Please put the items starting with the line that contains "maximize-icon: □ <box>1462 8 1474 21</box>" and going on through the line that contains "save-as-button[interactable] <box>181 61" into a Markdown table with the columns Row and Text, numbering each line and leaving out blank lines.

□ □ □ □ □ □ □

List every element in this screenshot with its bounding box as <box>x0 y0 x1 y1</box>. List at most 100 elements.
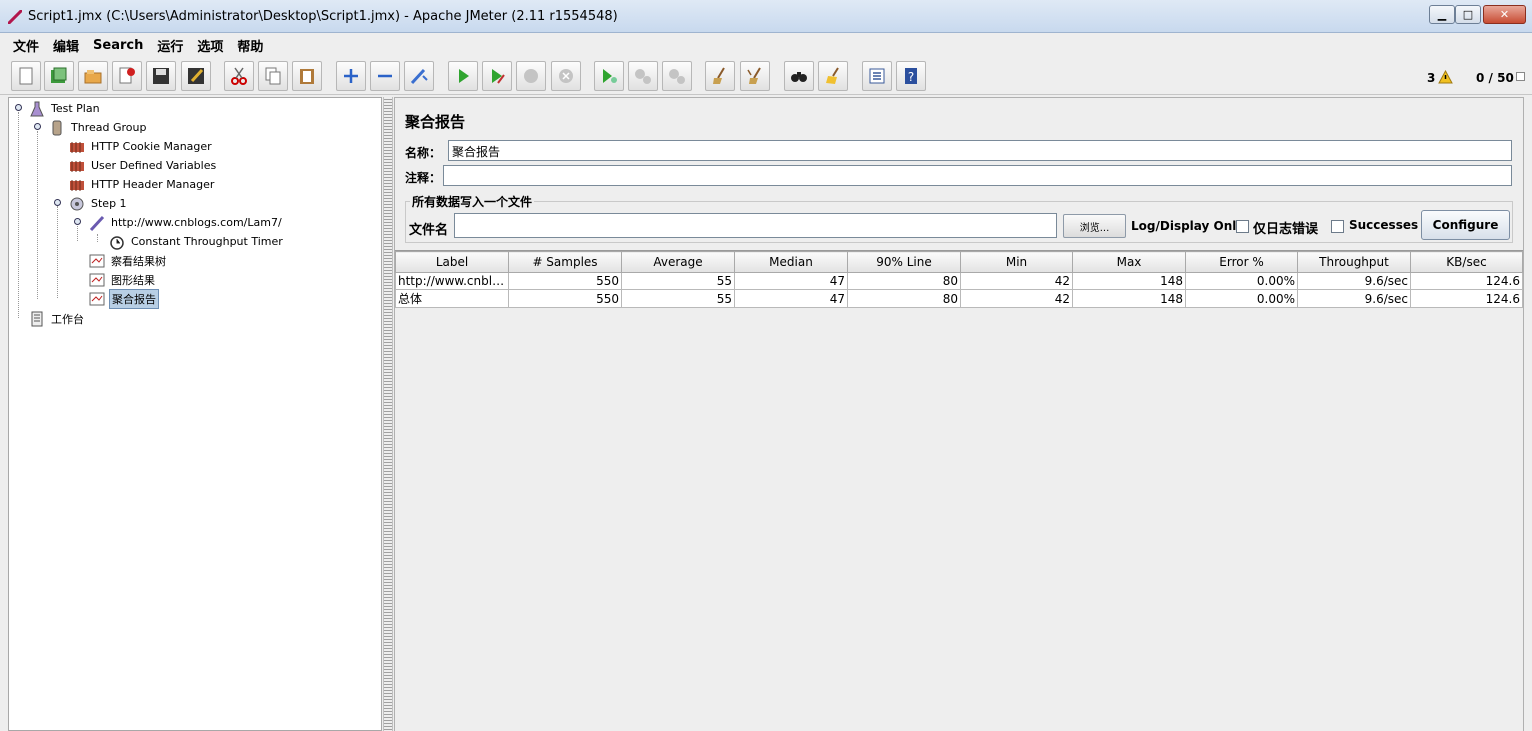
maximize-icon: □ <box>1462 8 1474 21</box>
search-button[interactable] <box>784 61 814 91</box>
close-file-button[interactable] <box>112 61 142 91</box>
menu-help[interactable]: 帮助 <box>230 36 270 55</box>
save-as-button[interactable] <box>181 61 211 91</box>
tree-node-http-header-manager[interactable]: HTTP Header Manager <box>69 176 216 193</box>
templates-button[interactable] <box>44 61 74 91</box>
menu-bar: 文件 编辑 Search 运行 选项 帮助 <box>0 33 1532 57</box>
tree-node-aggregate-report[interactable]: 聚合报告 <box>89 288 159 309</box>
tree-node-test-plan[interactable]: Test Plan <box>29 100 102 117</box>
tree-connector <box>77 226 78 241</box>
stop-button[interactable] <box>516 61 546 91</box>
tree-node-graph-results[interactable]: 图形结果 <box>89 271 157 288</box>
comment-field[interactable] <box>443 165 1512 186</box>
warning-icon[interactable] <box>1438 70 1453 84</box>
column-header-median[interactable]: Median <box>734 251 848 273</box>
menu-options[interactable]: 选项 <box>190 36 230 55</box>
tree-node-user-defined-variables[interactable]: User Defined Variables <box>69 157 218 174</box>
function-helper-button[interactable] <box>862 61 892 91</box>
toolbar: ? 3 0 / 50 <box>0 57 1532 95</box>
tree-expand-handle[interactable] <box>15 104 22 111</box>
maximize-button[interactable]: □ <box>1455 5 1481 24</box>
close-file-icon <box>119 67 135 84</box>
tree-connector <box>18 112 19 318</box>
successes-checkbox[interactable] <box>1331 220 1344 233</box>
configure-button[interactable]: Configure <box>1421 210 1510 240</box>
tree-node-step-1[interactable]: Step 1 <box>69 195 129 212</box>
remote-start-all-button[interactable] <box>594 61 624 91</box>
column-header-max[interactable]: Max <box>1072 251 1186 273</box>
cut-button[interactable] <box>224 61 254 91</box>
table-row[interactable]: http://www.cnblog... 550 55 47 80 42 148… <box>395 272 1523 290</box>
collapse-all-button[interactable] <box>370 61 400 91</box>
help-button[interactable]: ? <box>896 61 926 91</box>
tree-expand-handle[interactable] <box>54 199 61 206</box>
column-header-min[interactable]: Min <box>960 251 1073 273</box>
browse-button[interactable]: 浏览... <box>1063 214 1126 238</box>
column-header-error[interactable]: Error % <box>1185 251 1298 273</box>
clear-all-button[interactable] <box>740 61 770 91</box>
filename-input[interactable] <box>454 213 1057 238</box>
table-row[interactable]: 总体 550 55 47 80 42 148 0.00% 9.6/sec 124… <box>395 289 1523 308</box>
remote-shutdown-all-button[interactable] <box>662 61 692 91</box>
menu-search[interactable]: Search <box>86 38 150 53</box>
tree-node-label: HTTP Cookie Manager <box>91 140 212 153</box>
column-header-90-line[interactable]: 90% Line <box>847 251 961 273</box>
tree-connector <box>57 206 58 298</box>
new-button[interactable] <box>11 61 41 91</box>
column-header-label[interactable]: Label <box>395 251 509 273</box>
column-header-throughput[interactable]: Throughput <box>1297 251 1411 273</box>
start-button[interactable] <box>448 61 478 91</box>
paste-icon <box>300 69 314 84</box>
test-plan-tree: Test Plan Thread Group HTTP Cookie Manag… <box>8 97 382 731</box>
save-button[interactable] <box>146 61 176 91</box>
tree-node-thread-group[interactable]: Thread Group <box>49 119 148 136</box>
tree-node-workbench[interactable]: 工作台 <box>29 310 86 327</box>
tree-node-http-sampler[interactable]: http://www.cnblogs.com/Lam7/ <box>89 214 284 231</box>
shutdown-button[interactable] <box>551 61 581 91</box>
name-field[interactable]: 聚合报告 <box>448 140 1512 161</box>
pane-splitter[interactable] <box>383 97 393 731</box>
copy-button[interactable] <box>258 61 288 91</box>
play-icon <box>459 69 469 83</box>
tree-expand-handle[interactable] <box>74 218 81 225</box>
tree-node-label: Test Plan <box>51 102 100 115</box>
successes-label: Successes <box>1349 218 1419 232</box>
menu-file[interactable]: 文件 <box>6 36 46 55</box>
tree-node-label: 图形结果 <box>111 273 155 287</box>
toggle-button[interactable] <box>404 61 434 91</box>
cell-samples: 550 <box>508 272 622 290</box>
remote-stop-all-button[interactable] <box>628 61 658 91</box>
paste-button[interactable] <box>292 61 322 91</box>
tree-node-label: Thread Group <box>71 121 147 134</box>
menu-edit[interactable]: 编辑 <box>46 36 86 55</box>
toggle-wand-icon <box>410 68 428 85</box>
cell-min: 42 <box>960 272 1073 290</box>
cell-throughput: 9.6/sec <box>1297 289 1411 308</box>
column-header-kb-sec[interactable]: KB/sec <box>1410 251 1523 273</box>
minimize-button[interactable]: ▁ <box>1429 5 1455 24</box>
tree-node-label: Step 1 <box>91 197 127 210</box>
reset-search-button[interactable] <box>818 61 848 91</box>
menu-run[interactable]: 运行 <box>150 36 190 55</box>
help-book-icon: ? <box>905 68 917 84</box>
comment-label: 注释： <box>405 171 442 185</box>
cell-median: 47 <box>734 272 848 290</box>
tree-expand-handle[interactable] <box>34 123 41 130</box>
tree-node-http-cookie-manager[interactable]: HTTP Cookie Manager <box>69 138 214 155</box>
column-header-samples[interactable]: # Samples <box>508 251 622 273</box>
tree-node-view-results-tree[interactable]: 察看结果树 <box>89 252 168 269</box>
tree-node-constant-throughput-timer[interactable]: Constant Throughput Timer <box>109 233 285 250</box>
start-no-pauses-button[interactable] <box>482 61 512 91</box>
close-window-button[interactable]: ✕ <box>1483 5 1526 24</box>
tree-node-label: HTTP Header Manager <box>91 178 215 191</box>
listener-icon <box>89 272 105 288</box>
copy-icon <box>265 67 281 85</box>
clear-button[interactable] <box>705 61 735 91</box>
tree-node-label: Constant Throughput Timer <box>131 235 283 248</box>
cell-samples: 550 <box>508 289 622 308</box>
column-header-average[interactable]: Average <box>621 251 735 273</box>
errors-only-checkbox[interactable] <box>1236 220 1249 233</box>
open-button[interactable] <box>78 61 108 91</box>
minus-icon <box>378 74 392 78</box>
expand-all-button[interactable] <box>336 61 366 91</box>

□ □ □ □ □ □ □

> **Correct answer**:
| Row | Text |
|---|---|
| 1 | maximize-icon: □ <box>1462 8 1474 21</box> |
| 2 | search-button[interactable] <box>784 61 814 91</box> |
| 3 | close-file-button[interactable] <box>112 61 142 91</box> |
| 4 | menu-help[interactable]: 帮助 <box>230 36 270 55</box> |
| 5 | save-as-button[interactable] <box>181 61 211 91</box> |